YOUR INSTRUCTIONS>
Where the data below has the string "nhằm", return the whole line.
## begin ROWS
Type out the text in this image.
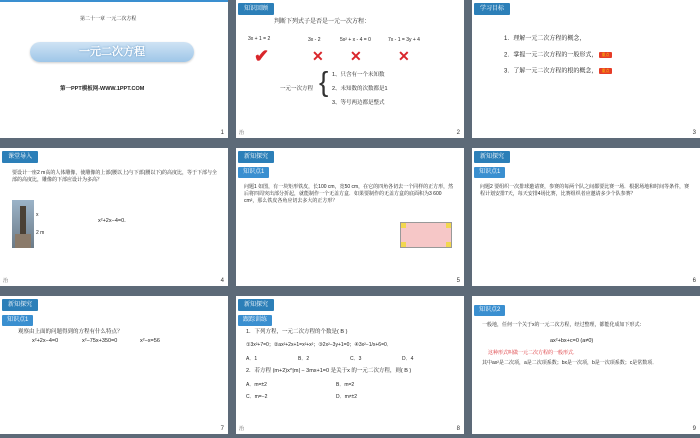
第二十一章 一元二次方程
一元二次方程
第一PPT模板网-WWW.1PPT.COM
1
知识回顾
判断下列式子是否是一元一次方程：
3x + 1 = 2	3x - 2	5x² + x - 4 = 0	7x - 1 = 3y + 4
✔	✕ ✕	✕
一元一次方程 { 1、只含有一个未知数
2、未知数的次数都是1
3、等号两边都是整式
治	2
学习目标
1．理解一元二次方程的概念，
2．掌握一元二次方程的一般形式， 重点
3．了解一元二次方程的根的概念， 重点
3
课堂导入
要设计一座2 m高的人体雕像，使雕像的上部(腰以上)与下部(腰以下)的高度比，等于下部与全部的高度比，雕像的下部应设计为多高？
x
2 m
x²+2x−4=0．
治	4
新知探究
知识点1
问题1 如图，有一块矩形铁皮，长100 cm，宽50 cm，在它的四角各切去一个同样的正方形，然后将四周突出部分折起，就能制作一个无盖方盒．如果要制作的无盖方盒的底面积为3 600 cm²，那么铁皮各角应切去多大的正方形？
5
新知探究
知识点1
问题2 要组织一次排球邀请赛，参赛的每两个队之间都要比赛一场．根据场地和时间等条件，赛程计划安排7天，每天安排4场比赛，比赛组织者应邀请多少个队参赛？
6
新知探究
知识点1
观察由上面的问题得到的方程有什么特点？
x²+2x−4=0	x²−75x+350=0	x²−x=56
7
新知探究
跟踪训练
1．下列方程，一元二次方程的个数是( B )
①3x²+7=0；②ax²+2x+1=x²+x²；③2x²−3y+1=0；④3x²−1/x+6=0．
A．1	B．2	C．3	D．4
2．若方程 (m+2)x^|m| − 3mx+1=0 是关于x 的一元二次方程，则( B )
A．m=±2	B．m=2
C．m=−2	D．m≠±2
治	8
知识点2
一般地，任何一个关于x的一元二次方程，经过整理，都能化成如下形式：
ax²+bx+c=0 (a≠0)
这种形式叫做一元二次方程的一般形式．
其中ax²是二次项，a是二次项系数；bx是一次项，b是一次项系数；c是常数项．
9
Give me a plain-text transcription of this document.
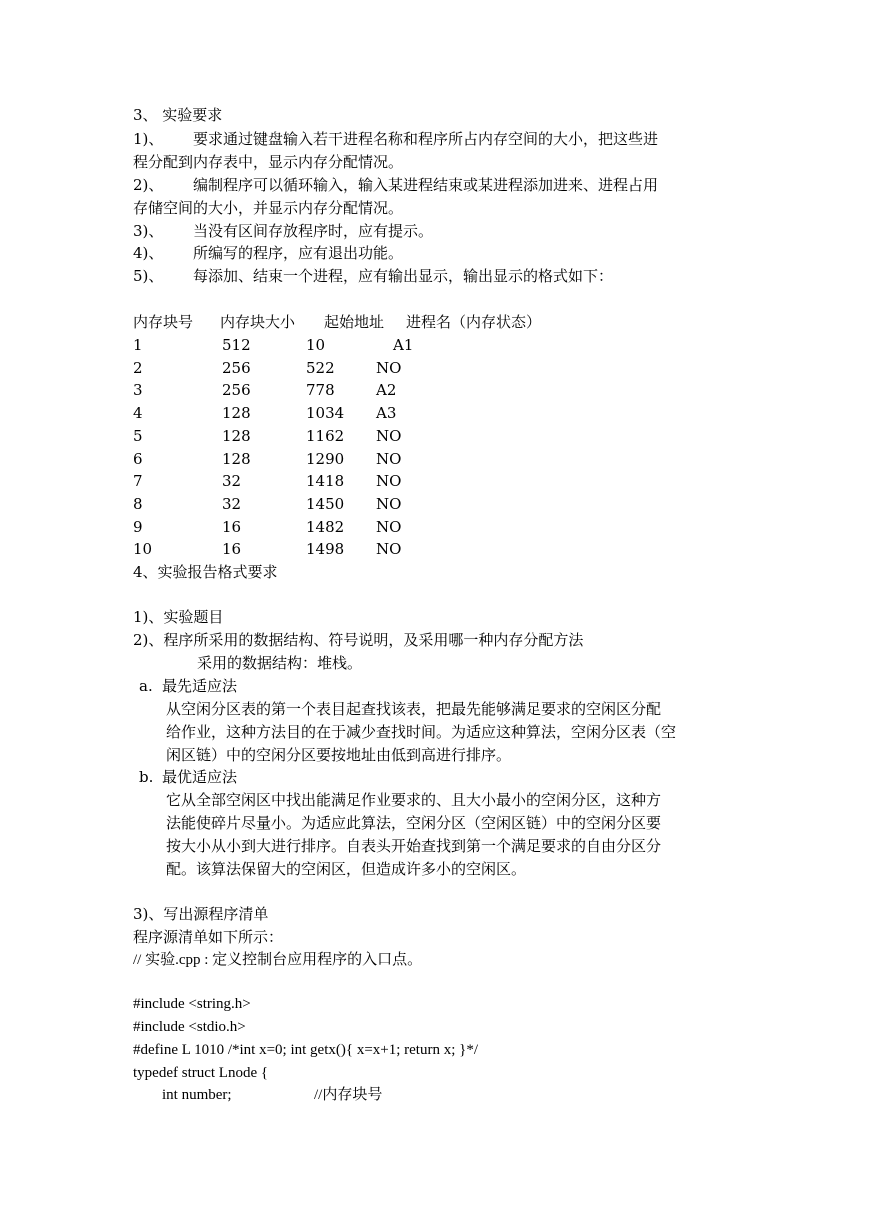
3、 实验要求
1)、 要求通过键盘输入若干进程名称和程序所占内存空间的大小，把这些进
程分配到内存表中，显示内存分配情况。
2)、 编制程序可以循环输入，输入某进程结束或某进程添加进来、进程占用
存储空间的大小，并显示内存分配情况。
3)、 当没有区间存放程序时，应有提示。
4)、 所编写的程序，应有退出功能。
5)、 每添加、结束一个进程，应有输出显示，输出显示的格式如下：
内存块号 内存块大小 起始地址 进程名（内存状态）
1	512	10	A1
2	256	522	NO
3	256	778	A2
4	128	1034 A3
5	128	1162 NO
6	128	1290 NO
7	32	1418 NO
8	32	1450 NO
9	16	1482 NO
10	16	1498 NO
4、实验报告格式要求
1)、实验题目
2)、程序所采用的数据结构、符号说明，及采用哪一种内存分配方法
采用的数据结构：堆栈。
a. 最先适应法
从空闲分区表的第一个表目起查找该表，把最先能够满足要求的空闲区分配
给作业，这种方法目的在于减少查找时间。为适应这种算法，空闲分区表（空
闲区链）中的空闲分区要按地址由低到高进行排序。
b. 最优适应法
它从全部空闲区中找出能满足作业要求的、且大小最小的空闲分区，这种方
法能使碎片尽量小。为适应此算法，空闲分区（空闲区链）中的空闲分区要
按大小从小到大进行排序。自表头开始查找到第一个满足要求的自由分区分
配。该算法保留大的空闲区，但造成许多小的空闲区。
3)、写出源程序清单
程序源清单如下所示：
// 实验.cpp : 定义控制台应用程序的入口点。
#include <string.h>
#include <stdio.h>
#define L 1010 /*int x=0; int getx(){ x=x+1; return x; }*/
typedef struct Lnode {
int number;	//内存块号
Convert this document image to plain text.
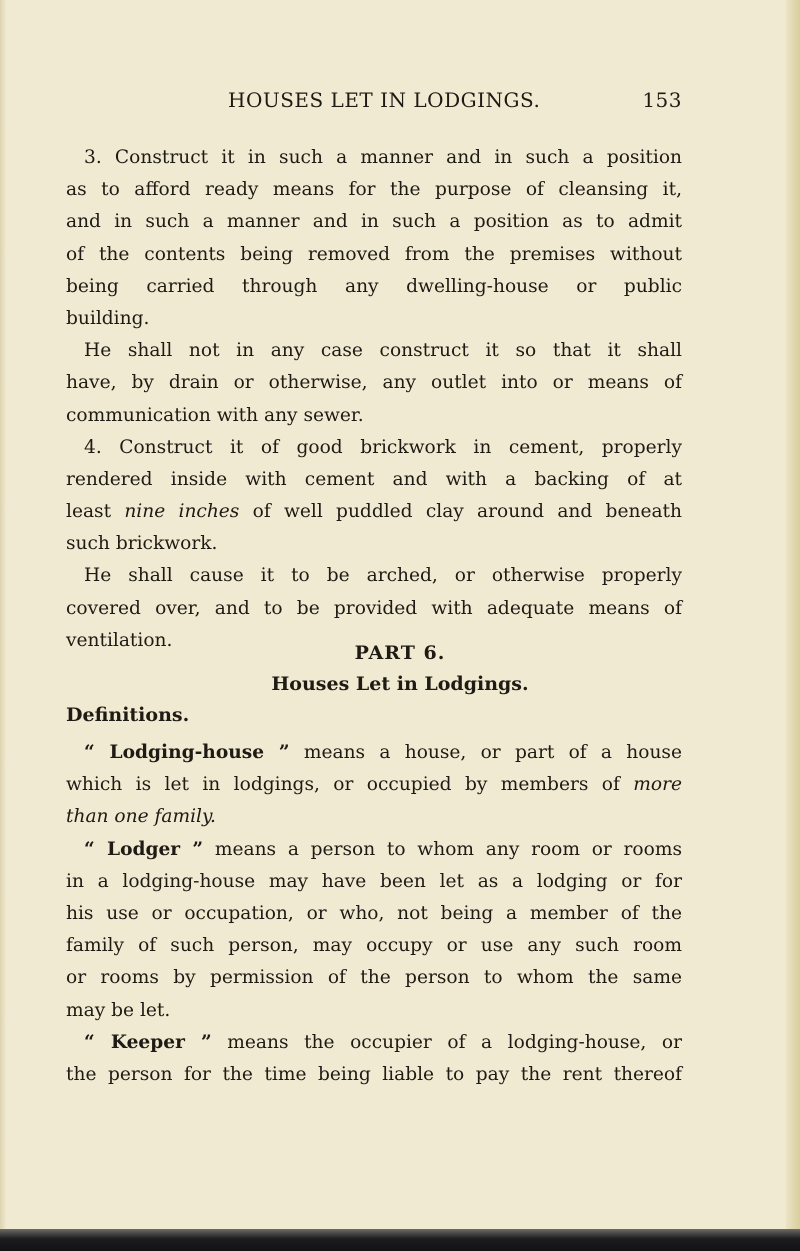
HOUSES LET IN LODGINGS.	153
3. Construct it in such a manner and in such a position
as to afford ready means for the purpose of cleansing it,
and in such a manner and in such a position as to admit
of the contents being removed from the premises without
being carried through any dwelling-house or public
building.
He shall not in any case construct it so that it shall
have, by drain or otherwise, any outlet into or means of
communication with any sewer.
4. Construct it of good brickwork in cement, properly
rendered inside with cement and with a backing of at
least nine inches of well puddled clay around and beneath
such brickwork.
He shall cause it to be arched, or otherwise properly
covered over, and to be provided with adequate means of
ventilation.
PART 6.
Houses Let in Lodgings.
Definitions.
“ Lodging-house ” means a house, or part of a house
which is let in lodgings, or occupied by members of more
than one family.
“ Lodger ” means a person to whom any room or rooms
in a lodging-house may have been let as a lodging or for
his use or occupation, or who, not being a member of the
family of such person, may occupy or use any such room
or rooms by permission of the person to whom the same
may be let.
“ Keeper ” means the occupier of a lodging-house, or
the person for the time being liable to pay the rent thereof
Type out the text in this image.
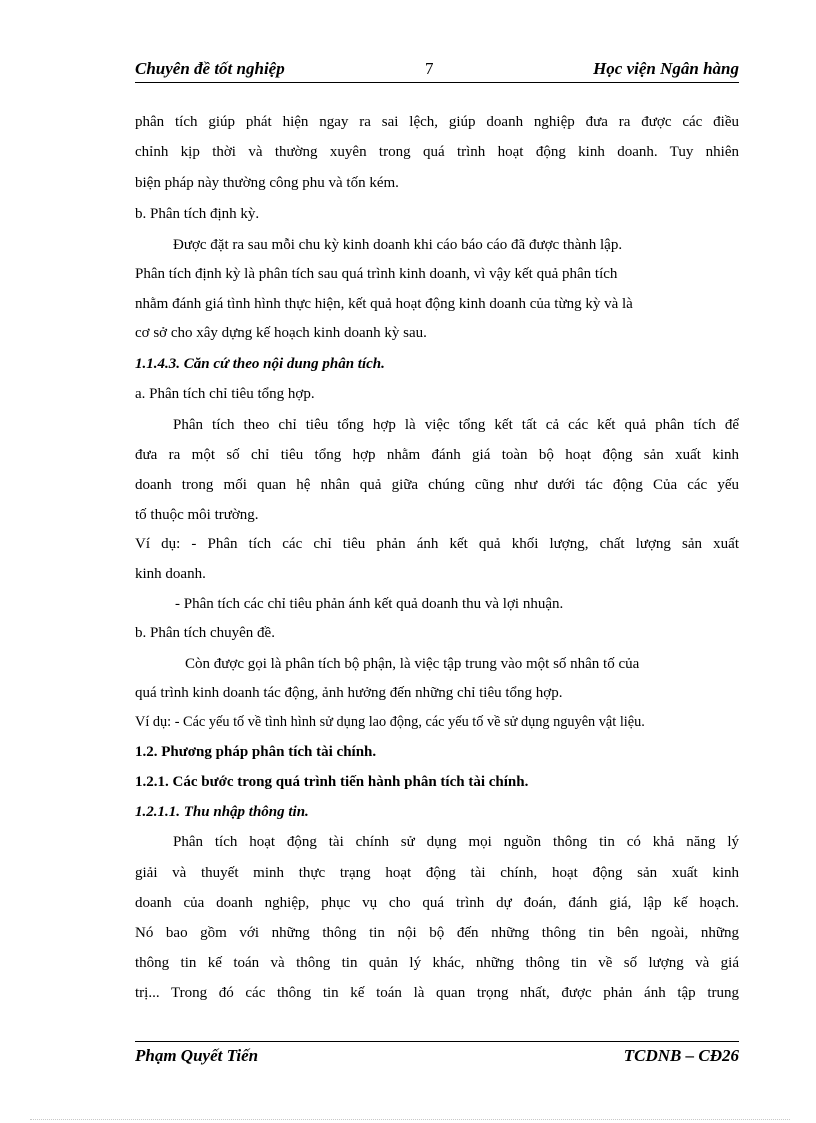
Chuyên đề tốt nghiệp	7	Học viện Ngân hàng
phân tích giúp phát hiện ngay ra sai lệch, giúp doanh nghiệp đưa ra được các điều
chỉnh kịp thời và thường xuyên trong quá trình hoạt động kinh doanh. Tuy nhiên
biện pháp này thường công phu và tốn kém.
b. Phân tích định kỳ.
Được đặt ra sau mỗi chu kỳ kinh doanh khi cáo báo cáo đã được thành lập.
Phân tích định kỳ là phân tích sau quá trình kinh doanh, vì vậy kết quả phân tích
nhằm đánh giá tình hình thực hiện, kết quả hoạt động kinh doanh của từng kỳ và là
cơ sở cho xây dựng kế hoạch kinh doanh kỳ sau.
1.1.4.3. Căn cứ theo nội dung phân tích.
a. Phân tích chỉ tiêu tổng hợp.
Phân tích theo chỉ tiêu tổng hợp là việc tổng kết tất cả các kết quả phân tích để
đưa ra một số chỉ tiêu tổng hợp nhằm đánh giá toàn bộ hoạt động sản xuất kinh
doanh trong mối quan hệ nhân quả giữa chúng cũng như dưới tác động Của các yếu
tố thuộc môi trường.
Ví dụ: - Phân tích các chỉ tiêu phản ánh kết quả khối lượng, chất lượng sản xuất
kinh doanh.
- Phân tích các chỉ tiêu phản ánh kết quả doanh thu và lợi nhuận.
b. Phân tích chuyên đề.
Còn được gọi là phân tích bộ phận, là việc tập trung vào một số nhân tố của
quá trình kinh doanh tác động, ảnh hưởng đến những chỉ tiêu tổng hợp.
Ví dụ: - Các yếu tố về tình hình sử dụng lao động, các yếu tố về sử dụng nguyên vật liệu.
1.2. Phương pháp phân tích tài chính.
1.2.1. Các bước trong quá trình tiến hành phân tích tài chính.
1.2.1.1. Thu nhập thông tin.
Phân tích hoạt động tài chính sử dụng mọi nguồn thông tin có khả năng lý
giải và thuyết minh thực trạng hoạt động tài chính, hoạt động sản xuất kinh
doanh của doanh nghiệp, phục vụ cho quá trình dự đoán, đánh giá, lập kế hoạch.
Nó bao gồm với những thông tin nội bộ đến những thông tin bên ngoài, những
thông tin kế toán và thông tin quản lý khác, những thông tin về số lượng và giá
trị... Trong đó các thông tin kế toán là quan trọng nhất, được phản ánh tập trung
Phạm Quyết Tiến	TCDNB – CĐ26
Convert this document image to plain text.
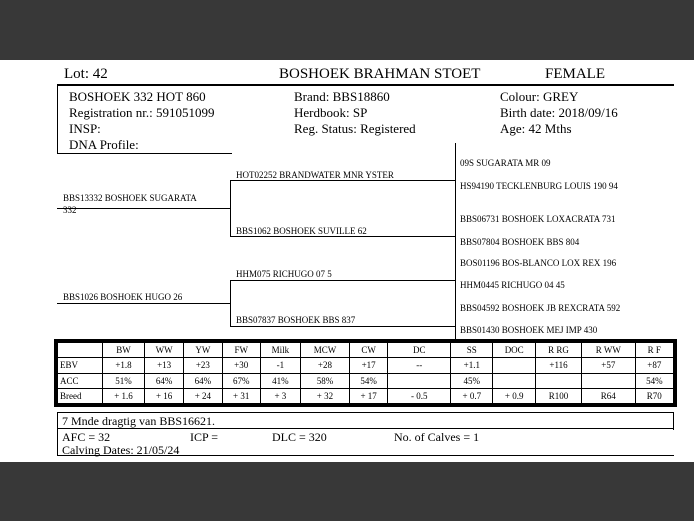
Lot: 42	BOSHOEK BRAHMAN STOET	FEMALE
BOSHOEK 332 HOT 860
Registration nr.: 591051099
INSP:
DNA Profile:
Brand: BBS18860
Herdbook: SP
Reg. Status: Registered
Colour: GREY
Birth date: 2018/09/16
Age: 42 Mths
BBS13332 BOSHOEK SUGARATA
332
BBS1026 BOSHOEK HUGO 26
HOT02252 BRANDWATER MNR YSTER
BBS1062 BOSHOEK SUVILLE 62
HHM075 RICHUGO 07 5
BBS07837 BOSHOEK BBS 837
09S SUGARATA MR 09
HS94190 TECKLENBURG LOUIS 190 94
BBS06731 BOSHOEK LOXACRATA 731
BBS07804 BOSHOEK BBS 804
BOS01196 BOS-BLANCO LOX REX 196
HHM0445 RICHUGO 04 45
BBS04592 BOSHOEK JB REXCRATA 592
BBS01430 BOSHOEK MEJ IMP 430
	BW	WW	YW	FW	Milk	MCW	CW	DC	SS	DOC	R RG	R WW	R F
EBV	+1.8	+13	+23	+30	-1	+28	+17	--	+1.1		+116	+57	+87
ACC	51%	64%	64%	67%	41%	58%	54%		45%				54%
Breed	+ 1.6	+ 16	+ 24	+ 31	+ 3	+ 32	+ 17	- 0.5	+ 0.7	+ 0.9	R100	R64	R70
7 Mnde dragtig van BBS16621.
AFC = 32	ICP =	DLC = 320	No. of Calves = 1
Calving Dates: 21/05/24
## end ROWS
SOLUTION FOR THIS TASK>
nhằm đánh giá tình hình thực hiện, kết quả hoạt động kinh doanh của từng kỳ và là
đưa ra một số chỉ tiêu tổng hợp nhằm đánh giá toàn bộ hoạt động sản xuất kinh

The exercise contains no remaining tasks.